Written problem => Exact repetition of every entry is required.

Information supplied =>
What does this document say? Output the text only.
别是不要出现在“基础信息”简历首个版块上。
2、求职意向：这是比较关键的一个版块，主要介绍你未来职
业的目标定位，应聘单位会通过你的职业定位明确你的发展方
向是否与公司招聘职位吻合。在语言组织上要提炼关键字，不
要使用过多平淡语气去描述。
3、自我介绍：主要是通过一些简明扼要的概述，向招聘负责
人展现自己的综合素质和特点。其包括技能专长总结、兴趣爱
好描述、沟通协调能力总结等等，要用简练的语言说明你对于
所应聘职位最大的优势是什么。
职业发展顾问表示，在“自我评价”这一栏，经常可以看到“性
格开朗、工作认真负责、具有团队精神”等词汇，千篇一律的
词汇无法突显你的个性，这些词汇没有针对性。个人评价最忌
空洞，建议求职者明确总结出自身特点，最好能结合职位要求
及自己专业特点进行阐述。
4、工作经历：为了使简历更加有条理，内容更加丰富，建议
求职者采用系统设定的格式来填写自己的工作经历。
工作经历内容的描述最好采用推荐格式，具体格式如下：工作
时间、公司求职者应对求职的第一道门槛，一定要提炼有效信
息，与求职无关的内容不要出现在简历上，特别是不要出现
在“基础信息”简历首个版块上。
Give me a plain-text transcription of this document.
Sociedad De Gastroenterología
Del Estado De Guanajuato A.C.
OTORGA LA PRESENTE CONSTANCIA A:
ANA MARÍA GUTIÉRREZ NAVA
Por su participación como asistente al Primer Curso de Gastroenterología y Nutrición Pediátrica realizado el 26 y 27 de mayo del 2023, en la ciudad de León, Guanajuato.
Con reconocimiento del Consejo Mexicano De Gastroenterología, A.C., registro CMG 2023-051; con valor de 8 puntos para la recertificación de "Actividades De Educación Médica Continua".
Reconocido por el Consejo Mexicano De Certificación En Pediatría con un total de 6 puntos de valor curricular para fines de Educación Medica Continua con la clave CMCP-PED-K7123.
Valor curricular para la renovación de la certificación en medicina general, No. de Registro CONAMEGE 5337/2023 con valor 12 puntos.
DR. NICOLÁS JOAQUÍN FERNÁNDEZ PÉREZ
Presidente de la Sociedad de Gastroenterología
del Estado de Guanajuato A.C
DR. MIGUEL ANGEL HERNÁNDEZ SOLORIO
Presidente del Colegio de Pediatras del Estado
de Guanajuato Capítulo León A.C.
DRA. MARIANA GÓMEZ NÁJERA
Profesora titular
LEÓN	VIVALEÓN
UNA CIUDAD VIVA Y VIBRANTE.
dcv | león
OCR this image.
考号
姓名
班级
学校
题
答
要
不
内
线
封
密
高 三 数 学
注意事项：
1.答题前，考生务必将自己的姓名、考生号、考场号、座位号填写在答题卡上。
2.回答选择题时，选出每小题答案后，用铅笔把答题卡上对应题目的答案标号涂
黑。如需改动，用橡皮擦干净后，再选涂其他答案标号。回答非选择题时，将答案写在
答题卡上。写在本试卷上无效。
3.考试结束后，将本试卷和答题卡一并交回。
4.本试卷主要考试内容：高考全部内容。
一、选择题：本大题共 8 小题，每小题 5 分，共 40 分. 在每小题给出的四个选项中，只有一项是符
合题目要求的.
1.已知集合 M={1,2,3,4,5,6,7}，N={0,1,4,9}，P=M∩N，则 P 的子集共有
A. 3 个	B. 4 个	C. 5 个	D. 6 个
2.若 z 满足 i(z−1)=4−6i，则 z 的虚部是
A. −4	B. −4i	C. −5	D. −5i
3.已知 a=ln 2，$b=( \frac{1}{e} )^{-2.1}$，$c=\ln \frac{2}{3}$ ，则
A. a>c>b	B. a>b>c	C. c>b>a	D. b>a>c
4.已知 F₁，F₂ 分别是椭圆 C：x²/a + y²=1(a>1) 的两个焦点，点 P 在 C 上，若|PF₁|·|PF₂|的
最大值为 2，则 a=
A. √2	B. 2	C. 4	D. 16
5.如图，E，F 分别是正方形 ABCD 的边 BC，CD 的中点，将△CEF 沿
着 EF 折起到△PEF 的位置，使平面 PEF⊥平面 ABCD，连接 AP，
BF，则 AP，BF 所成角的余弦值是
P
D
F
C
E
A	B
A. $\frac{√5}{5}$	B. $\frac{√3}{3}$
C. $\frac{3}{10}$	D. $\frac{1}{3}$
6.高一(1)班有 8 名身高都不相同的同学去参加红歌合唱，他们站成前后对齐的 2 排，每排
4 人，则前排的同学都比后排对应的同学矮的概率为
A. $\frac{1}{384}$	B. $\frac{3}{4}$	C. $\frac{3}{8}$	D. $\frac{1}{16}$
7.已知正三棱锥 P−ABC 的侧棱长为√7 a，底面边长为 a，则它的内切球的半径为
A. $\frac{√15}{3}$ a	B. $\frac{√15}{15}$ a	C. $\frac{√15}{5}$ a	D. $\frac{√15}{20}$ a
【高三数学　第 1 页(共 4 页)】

Answer for this exercise =>
What does this document say? Output the text only.
别是不要出现在“基础信息”简历首个版块上。
2、求职意向：这是比较关键的一个版块，主要介绍你未来职
业的目标定位，应聘单位会通过你的职业定位明确你的发展方
向是否与公司招聘职位吻合。在语言组织上要提炼关键字，不
要使用过多平淡语气去描述。
3、自我介绍：主要是通过一些简明扼要的概述，向招聘负责
人展现自己的综合素质和特点。其包括技能专长总结、兴趣爱
好描述、沟通协调能力总结等等，要用简练的语言说明你对于
所应聘职位最大的优势是什么。
职业发展顾问表示，在“自我评价”这一栏，经常可以看到“性
格开朗、工作认真负责、具有团队精神”等词汇，千篇一律的
词汇无法突显你的个性，这些词汇没有针对性。个人评价最忌
空洞，建议求职者明确总结出自身特点，最好能结合职位要求
及自己专业特点进行阐述。
4、工作经历：为了使简历更加有条理，内容更加丰富，建议
求职者采用系统设定的格式来填写自己的工作经历。
工作经历内容的描述最好采用推荐格式，具体格式如下：工作
时间、公司求职者应对求职的第一道门槛，一定要提炼有效信
息，与求职无关的内容不要出现在简历上，特别是不要出现
在“基础信息”简历首个版块上。
Give me a plain-text transcription of this document.
Sociedad De Gastroenterología
Del Estado De Guanajuato A.C.
OTORGA LA PRESENTE CONSTANCIA A:
ANA MARÍA GUTIÉRREZ NAVA
Por su participación como asistente al Primer Curso de Gastroenterología y Nutrición Pediátrica realizado el 26 y 27 de mayo del 2023, en la ciudad de León, Guanajuato.
Con reconocimiento del Consejo Mexicano De Gastroenterología, A.C., registro CMG 2023-051; con valor de 8 puntos para la recertificación de "Actividades De Educación Médica Continua".
Reconocido por el Consejo Mexicano De Certificación En Pediatría con un total de 6 puntos de valor curricular para fines de Educación Medica Continua con la clave CMCP-PED-K7123.
Valor curricular para la renovación de la certificación en medicina general, No. de Registro CONAMEGE 5337/2023 con valor 12 puntos.
DR. NICOLÁS JOAQUÍN FERNÁNDEZ PÉREZ
Presidente de la Sociedad de Gastroenterología
del Estado de Guanajuato A.C
DR. MIGUEL ANGEL HERNÁNDEZ SOLORIO
Presidente del Colegio de Pediatras del Estado
de Guanajuato Capítulo León A.C.
DRA. MARIANA GÓMEZ NÁJERA
Profesora titular
LEÓN	VIVALEÓN
UNA CIUDAD VIVA Y VIBRANTE.
dcv | león
OCR this image.
考号
姓名
班级
学校
题
答
要
不
内
线
封
密
高 三 数 学
注意事项：
1.答题前，考生务必将自己的姓名、考生号、考场号、座位号填写在答题卡上。
2.回答选择题时，选出每小题答案后，用铅笔把答题卡上对应题目的答案标号涂
黑。如需改动，用橡皮擦干净后，再选涂其他答案标号。回答非选择题时，将答案写在
答题卡上。写在本试卷上无效。
3.考试结束后，将本试卷和答题卡一并交回。
4.本试卷主要考试内容：高考全部内容。
一、选择题：本大题共 8 小题，每小题 5 分，共 40 分. 在每小题给出的四个选项中，只有一项是符
合题目要求的.
1.已知集合 M={1,2,3,4,5,6,7}，N={0,1,4,9}，P=M∩N，则 P 的子集共有
A. 3 个	B. 4 个	C. 5 个	D. 6 个
2.若 z 满足 i(z−1)=4−6i，则 z 的虚部是
A. −4	B. −4i	C. −5	D. −5i
3.已知 a=ln 2，$b=( \frac{1}{e} )^{-2.1}$，$c=\ln \frac{2}{3}$ ，则
A. a>c>b	B. a>b>c	C. c>b>a	D. b>a>c
4.已知 F₁，F₂ 分别是椭圆 C：x²/a + y²=1(a>1) 的两个焦点，点 P 在 C 上，若|PF₁|·|PF₂|的
最大值为 2，则 a=
A. √2	B. 2	C. 4	D. 16
5.如图，E，F 分别是正方形 ABCD 的边 BC，CD 的中点，将△CEF 沿
着 EF 折起到△PEF 的位置，使平面 PEF⊥平面 ABCD，连接 AP，
BF，则 AP，BF 所成角的余弦值是
P
D
F
C
E
A	B
A. $\frac{√5}{5}$	B. $\frac{√3}{3}$
C. $\frac{3}{10}$	D. $\frac{1}{3}$
6.高一(1)班有 8 名身高都不相同的同学去参加红歌合唱，他们站成前后对齐的 2 排，每排
4 人，则前排的同学都比后排对应的同学矮的概率为
A. $\frac{1}{384}$	B. $\frac{3}{4}$	C. $\frac{3}{8}$	D. $\frac{1}{16}$
7.已知正三棱锥 P−ABC 的侧棱长为√7 a，底面边长为 a，则它的内切球的半径为
A. $\frac{√15}{3}$ a	B. $\frac{√15}{15}$ a	C. $\frac{√15}{5}$ a	D. $\frac{√15}{20}$ a
【高三数学　第 1 页(共 4 页)】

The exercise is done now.